Exercise input =>

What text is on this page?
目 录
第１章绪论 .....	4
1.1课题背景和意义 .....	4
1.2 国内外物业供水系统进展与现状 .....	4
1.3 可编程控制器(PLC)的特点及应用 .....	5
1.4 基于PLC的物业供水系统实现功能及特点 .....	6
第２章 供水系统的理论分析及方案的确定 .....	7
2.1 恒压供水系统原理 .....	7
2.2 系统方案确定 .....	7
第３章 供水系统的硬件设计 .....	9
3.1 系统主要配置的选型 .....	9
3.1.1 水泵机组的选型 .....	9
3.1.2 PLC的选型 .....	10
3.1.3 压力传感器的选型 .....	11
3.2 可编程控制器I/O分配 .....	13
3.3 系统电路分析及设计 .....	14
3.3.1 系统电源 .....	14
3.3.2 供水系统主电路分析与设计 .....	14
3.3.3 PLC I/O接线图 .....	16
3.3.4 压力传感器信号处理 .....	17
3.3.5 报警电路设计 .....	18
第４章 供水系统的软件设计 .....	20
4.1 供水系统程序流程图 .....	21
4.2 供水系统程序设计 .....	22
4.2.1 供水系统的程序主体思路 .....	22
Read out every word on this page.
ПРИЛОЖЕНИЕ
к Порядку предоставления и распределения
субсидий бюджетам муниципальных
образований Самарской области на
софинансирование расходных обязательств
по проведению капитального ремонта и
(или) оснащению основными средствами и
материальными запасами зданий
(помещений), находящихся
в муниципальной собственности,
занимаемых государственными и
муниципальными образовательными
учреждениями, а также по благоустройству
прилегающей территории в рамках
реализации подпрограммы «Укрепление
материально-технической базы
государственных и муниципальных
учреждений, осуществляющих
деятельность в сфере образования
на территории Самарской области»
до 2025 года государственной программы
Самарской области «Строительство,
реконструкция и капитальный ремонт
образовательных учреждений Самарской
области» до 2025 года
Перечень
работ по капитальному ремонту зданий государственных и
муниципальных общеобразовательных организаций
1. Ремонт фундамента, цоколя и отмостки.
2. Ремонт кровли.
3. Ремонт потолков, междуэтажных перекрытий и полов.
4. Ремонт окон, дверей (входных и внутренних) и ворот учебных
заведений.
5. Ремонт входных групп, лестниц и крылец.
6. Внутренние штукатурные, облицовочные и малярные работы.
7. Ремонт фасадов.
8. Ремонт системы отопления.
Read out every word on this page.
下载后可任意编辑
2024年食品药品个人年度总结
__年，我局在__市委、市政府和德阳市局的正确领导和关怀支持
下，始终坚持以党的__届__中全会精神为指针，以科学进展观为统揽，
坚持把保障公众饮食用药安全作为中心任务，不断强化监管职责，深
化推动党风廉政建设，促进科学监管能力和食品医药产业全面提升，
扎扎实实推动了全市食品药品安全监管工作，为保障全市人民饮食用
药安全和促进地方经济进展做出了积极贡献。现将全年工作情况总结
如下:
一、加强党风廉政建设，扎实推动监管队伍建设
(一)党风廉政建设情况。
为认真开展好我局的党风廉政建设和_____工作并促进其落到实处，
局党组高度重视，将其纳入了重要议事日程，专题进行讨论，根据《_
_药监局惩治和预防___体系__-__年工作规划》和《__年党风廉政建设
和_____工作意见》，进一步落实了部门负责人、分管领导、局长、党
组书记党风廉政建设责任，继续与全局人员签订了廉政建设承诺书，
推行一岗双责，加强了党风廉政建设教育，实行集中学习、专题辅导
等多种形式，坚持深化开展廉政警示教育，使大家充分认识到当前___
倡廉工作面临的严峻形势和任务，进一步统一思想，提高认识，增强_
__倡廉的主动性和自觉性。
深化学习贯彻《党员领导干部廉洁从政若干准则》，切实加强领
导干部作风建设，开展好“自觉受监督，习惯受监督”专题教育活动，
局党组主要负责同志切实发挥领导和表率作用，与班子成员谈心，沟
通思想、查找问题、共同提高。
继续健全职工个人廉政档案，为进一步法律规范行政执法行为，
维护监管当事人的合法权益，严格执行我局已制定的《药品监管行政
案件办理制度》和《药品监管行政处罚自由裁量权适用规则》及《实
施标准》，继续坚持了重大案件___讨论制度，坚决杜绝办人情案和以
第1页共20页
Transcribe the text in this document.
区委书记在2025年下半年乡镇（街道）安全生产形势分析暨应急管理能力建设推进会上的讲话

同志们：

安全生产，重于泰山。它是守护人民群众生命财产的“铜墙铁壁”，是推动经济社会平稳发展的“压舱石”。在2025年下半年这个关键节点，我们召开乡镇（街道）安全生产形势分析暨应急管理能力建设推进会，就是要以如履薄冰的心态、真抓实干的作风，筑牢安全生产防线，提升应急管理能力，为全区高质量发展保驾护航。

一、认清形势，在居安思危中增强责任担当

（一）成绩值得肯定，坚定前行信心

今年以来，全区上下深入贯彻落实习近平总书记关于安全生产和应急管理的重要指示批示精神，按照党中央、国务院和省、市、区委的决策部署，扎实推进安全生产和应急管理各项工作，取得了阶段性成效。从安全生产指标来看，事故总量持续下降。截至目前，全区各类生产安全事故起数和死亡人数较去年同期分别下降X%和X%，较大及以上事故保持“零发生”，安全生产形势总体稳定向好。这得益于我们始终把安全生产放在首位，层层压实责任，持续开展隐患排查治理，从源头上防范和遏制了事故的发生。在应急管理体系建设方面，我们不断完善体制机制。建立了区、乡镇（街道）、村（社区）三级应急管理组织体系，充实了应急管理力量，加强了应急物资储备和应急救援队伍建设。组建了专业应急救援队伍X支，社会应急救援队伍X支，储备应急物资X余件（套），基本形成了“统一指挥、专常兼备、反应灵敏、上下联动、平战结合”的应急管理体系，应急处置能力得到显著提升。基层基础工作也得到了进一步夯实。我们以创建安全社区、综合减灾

Exercise goal => Calculate how many lines of the material include the string "учреждений", and state that number by itself.

Task result => 2